-- START Records for this exercise --

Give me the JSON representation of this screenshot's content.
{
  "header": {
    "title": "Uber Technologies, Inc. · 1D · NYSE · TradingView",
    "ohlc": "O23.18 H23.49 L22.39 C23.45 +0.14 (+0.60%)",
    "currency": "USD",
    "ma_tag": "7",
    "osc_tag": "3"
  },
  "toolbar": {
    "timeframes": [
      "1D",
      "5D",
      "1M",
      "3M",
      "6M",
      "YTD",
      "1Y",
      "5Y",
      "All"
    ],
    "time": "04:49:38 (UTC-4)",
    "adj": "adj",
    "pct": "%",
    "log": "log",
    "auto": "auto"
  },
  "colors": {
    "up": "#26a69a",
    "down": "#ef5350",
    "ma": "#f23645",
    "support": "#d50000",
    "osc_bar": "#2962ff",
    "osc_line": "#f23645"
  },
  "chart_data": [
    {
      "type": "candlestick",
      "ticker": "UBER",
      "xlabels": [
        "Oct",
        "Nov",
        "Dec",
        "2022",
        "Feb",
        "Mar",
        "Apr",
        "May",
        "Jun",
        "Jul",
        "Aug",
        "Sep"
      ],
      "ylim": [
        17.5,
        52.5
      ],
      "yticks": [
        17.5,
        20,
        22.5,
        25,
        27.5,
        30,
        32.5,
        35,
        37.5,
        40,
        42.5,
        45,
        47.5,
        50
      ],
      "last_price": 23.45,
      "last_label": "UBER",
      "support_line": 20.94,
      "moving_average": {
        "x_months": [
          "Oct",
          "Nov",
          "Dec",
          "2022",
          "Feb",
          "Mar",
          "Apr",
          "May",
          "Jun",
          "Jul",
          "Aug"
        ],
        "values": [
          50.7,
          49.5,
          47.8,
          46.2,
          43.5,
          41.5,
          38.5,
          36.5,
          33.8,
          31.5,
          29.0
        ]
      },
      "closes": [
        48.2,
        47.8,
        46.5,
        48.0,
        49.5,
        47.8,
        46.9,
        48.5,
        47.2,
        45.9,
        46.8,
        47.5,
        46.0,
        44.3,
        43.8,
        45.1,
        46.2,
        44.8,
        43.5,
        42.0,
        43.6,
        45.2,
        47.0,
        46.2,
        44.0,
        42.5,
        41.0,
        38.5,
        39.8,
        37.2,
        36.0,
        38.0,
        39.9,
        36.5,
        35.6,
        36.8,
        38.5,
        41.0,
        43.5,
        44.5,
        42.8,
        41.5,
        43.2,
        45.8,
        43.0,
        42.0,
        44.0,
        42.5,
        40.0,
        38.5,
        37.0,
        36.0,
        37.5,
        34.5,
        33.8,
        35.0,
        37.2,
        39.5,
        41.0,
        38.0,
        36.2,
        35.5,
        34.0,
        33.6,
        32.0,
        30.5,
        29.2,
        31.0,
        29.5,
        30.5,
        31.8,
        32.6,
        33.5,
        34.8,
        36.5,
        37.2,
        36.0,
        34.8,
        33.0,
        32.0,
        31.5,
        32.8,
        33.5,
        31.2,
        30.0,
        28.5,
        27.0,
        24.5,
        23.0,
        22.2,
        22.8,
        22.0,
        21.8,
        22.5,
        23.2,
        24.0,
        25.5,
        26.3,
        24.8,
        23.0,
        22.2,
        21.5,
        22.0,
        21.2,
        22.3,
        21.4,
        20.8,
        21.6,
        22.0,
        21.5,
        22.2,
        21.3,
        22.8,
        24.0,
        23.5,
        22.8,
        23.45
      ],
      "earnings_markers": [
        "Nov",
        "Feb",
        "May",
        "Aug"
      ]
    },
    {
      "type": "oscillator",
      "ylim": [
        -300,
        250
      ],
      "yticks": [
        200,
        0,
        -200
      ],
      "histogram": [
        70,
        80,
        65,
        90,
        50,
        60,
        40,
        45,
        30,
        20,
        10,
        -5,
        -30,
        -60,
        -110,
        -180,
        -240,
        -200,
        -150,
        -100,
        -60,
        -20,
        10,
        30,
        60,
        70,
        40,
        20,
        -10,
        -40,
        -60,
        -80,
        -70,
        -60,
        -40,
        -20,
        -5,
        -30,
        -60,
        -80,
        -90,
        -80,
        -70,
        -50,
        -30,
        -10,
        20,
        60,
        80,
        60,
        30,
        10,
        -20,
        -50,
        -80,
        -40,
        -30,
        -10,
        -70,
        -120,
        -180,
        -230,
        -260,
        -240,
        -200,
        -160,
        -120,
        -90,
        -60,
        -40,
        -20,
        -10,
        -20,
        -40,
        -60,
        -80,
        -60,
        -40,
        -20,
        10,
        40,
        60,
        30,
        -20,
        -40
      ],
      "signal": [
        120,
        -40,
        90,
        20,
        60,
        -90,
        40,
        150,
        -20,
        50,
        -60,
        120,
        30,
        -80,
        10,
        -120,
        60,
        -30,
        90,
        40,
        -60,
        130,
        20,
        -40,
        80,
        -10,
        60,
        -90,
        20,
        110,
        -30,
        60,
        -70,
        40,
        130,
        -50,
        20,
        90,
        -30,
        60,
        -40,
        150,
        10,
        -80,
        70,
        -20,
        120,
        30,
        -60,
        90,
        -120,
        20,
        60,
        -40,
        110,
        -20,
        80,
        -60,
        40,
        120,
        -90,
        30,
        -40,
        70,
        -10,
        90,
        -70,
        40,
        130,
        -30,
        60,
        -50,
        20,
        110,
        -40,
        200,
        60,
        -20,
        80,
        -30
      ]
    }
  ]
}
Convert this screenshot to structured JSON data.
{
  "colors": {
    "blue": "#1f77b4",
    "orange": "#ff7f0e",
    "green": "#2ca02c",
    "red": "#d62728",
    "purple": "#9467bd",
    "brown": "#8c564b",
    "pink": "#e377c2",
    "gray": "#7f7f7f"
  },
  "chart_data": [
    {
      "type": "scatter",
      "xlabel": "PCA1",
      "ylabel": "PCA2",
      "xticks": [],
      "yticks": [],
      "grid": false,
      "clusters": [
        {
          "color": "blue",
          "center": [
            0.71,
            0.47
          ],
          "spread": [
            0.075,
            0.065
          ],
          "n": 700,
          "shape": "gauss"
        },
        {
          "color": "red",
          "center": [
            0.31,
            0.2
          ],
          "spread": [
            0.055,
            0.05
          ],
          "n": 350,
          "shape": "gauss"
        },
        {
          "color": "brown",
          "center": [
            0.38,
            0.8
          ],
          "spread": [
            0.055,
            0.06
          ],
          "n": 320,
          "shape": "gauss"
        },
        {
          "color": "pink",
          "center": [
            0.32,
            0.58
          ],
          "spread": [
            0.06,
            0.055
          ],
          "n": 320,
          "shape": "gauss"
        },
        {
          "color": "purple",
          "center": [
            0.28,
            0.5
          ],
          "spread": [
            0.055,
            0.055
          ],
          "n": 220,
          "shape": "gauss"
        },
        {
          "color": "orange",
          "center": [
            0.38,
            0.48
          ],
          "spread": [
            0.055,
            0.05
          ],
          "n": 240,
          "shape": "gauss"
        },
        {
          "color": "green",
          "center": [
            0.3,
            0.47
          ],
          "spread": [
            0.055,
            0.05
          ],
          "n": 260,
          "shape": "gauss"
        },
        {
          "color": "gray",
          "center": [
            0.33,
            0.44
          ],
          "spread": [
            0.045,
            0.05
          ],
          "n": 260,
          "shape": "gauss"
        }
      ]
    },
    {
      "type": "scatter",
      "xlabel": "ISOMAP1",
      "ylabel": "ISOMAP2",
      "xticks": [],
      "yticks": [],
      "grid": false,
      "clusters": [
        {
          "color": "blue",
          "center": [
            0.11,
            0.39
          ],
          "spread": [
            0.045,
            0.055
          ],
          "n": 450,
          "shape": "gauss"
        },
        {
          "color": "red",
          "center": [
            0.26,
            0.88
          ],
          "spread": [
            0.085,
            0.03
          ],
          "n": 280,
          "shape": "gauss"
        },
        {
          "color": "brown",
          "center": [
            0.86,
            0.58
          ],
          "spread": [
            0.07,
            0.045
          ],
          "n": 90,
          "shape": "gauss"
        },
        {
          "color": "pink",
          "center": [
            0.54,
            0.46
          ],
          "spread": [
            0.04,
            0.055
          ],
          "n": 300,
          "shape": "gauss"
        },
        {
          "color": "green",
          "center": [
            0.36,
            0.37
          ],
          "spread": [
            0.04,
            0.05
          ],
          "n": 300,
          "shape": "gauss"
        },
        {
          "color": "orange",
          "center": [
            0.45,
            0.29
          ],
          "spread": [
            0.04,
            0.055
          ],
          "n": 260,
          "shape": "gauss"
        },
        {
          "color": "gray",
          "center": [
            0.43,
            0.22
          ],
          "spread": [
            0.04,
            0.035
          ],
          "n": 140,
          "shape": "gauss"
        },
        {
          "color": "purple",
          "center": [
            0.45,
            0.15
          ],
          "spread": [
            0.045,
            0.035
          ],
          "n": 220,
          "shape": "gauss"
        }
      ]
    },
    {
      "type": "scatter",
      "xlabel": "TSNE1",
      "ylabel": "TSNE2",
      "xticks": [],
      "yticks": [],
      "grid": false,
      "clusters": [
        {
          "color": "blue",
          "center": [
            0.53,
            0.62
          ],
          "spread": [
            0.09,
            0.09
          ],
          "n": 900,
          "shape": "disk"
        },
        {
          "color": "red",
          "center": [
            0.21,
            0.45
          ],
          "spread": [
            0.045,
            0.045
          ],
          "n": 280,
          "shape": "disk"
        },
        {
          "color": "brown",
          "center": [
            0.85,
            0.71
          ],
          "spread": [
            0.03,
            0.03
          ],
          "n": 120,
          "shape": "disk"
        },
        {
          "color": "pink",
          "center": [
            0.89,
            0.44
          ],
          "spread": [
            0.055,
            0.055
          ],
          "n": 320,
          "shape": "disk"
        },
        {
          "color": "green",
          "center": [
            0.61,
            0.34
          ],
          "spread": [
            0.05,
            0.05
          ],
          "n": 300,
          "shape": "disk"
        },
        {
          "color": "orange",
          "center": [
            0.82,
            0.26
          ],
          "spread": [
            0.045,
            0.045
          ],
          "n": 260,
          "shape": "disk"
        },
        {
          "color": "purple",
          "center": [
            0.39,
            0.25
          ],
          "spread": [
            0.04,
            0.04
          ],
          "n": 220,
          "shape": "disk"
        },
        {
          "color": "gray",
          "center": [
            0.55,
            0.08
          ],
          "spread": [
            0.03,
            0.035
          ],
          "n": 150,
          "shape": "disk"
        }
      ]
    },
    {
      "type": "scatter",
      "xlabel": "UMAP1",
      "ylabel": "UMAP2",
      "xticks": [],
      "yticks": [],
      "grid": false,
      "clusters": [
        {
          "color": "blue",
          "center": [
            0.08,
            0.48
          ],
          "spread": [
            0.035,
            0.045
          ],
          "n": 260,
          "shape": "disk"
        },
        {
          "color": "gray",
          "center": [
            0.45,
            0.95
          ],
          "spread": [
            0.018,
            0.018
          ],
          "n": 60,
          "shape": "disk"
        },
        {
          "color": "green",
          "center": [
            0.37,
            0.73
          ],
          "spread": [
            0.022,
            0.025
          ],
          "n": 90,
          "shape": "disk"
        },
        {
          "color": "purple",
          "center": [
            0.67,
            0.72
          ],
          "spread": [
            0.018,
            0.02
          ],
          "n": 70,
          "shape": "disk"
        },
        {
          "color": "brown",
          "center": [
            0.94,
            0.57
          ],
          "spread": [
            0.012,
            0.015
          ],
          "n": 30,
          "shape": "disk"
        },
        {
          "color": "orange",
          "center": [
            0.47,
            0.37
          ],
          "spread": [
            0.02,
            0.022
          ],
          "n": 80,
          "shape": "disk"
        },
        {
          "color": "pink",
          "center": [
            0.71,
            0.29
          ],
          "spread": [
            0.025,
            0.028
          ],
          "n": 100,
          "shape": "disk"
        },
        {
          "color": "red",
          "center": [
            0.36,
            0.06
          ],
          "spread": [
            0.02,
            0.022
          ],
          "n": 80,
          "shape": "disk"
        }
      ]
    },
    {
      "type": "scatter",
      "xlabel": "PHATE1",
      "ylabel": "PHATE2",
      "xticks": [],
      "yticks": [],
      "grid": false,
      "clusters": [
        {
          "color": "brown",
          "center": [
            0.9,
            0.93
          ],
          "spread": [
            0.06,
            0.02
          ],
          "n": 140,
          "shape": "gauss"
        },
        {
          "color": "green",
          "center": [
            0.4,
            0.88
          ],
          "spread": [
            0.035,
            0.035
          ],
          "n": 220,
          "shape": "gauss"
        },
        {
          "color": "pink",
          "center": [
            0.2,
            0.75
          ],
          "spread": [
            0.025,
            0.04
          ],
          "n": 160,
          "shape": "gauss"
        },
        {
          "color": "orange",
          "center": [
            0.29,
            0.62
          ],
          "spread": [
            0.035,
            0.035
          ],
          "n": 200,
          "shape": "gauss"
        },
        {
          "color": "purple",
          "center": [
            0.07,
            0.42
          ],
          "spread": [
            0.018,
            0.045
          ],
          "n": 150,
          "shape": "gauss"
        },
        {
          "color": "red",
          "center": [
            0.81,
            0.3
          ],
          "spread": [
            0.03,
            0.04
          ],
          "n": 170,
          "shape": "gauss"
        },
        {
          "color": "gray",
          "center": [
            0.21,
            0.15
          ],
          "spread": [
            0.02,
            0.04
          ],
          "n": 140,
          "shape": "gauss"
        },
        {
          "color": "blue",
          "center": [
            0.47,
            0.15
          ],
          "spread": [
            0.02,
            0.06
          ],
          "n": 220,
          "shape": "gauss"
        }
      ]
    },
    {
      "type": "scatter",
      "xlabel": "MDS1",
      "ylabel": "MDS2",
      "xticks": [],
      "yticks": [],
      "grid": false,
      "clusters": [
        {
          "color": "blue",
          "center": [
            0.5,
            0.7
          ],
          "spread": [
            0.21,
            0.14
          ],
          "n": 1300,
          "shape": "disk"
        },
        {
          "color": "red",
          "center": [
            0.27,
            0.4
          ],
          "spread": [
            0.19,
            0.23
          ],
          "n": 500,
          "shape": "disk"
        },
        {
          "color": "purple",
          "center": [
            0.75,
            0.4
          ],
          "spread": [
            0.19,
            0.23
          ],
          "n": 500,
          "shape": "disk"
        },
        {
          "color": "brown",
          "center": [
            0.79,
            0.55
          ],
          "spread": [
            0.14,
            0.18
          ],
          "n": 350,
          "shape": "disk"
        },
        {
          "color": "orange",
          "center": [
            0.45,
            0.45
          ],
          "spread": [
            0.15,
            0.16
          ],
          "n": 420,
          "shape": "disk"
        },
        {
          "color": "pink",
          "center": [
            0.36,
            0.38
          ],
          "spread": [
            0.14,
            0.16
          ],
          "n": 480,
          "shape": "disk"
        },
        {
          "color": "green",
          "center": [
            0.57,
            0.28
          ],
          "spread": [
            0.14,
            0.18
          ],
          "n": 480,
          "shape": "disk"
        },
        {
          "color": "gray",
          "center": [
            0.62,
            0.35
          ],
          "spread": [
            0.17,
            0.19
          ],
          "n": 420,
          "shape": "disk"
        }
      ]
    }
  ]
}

-- END Records for this exercise --

* **Task brief**: Only a number is wanted: how many lines above include "JSON"?

* **Result**: 2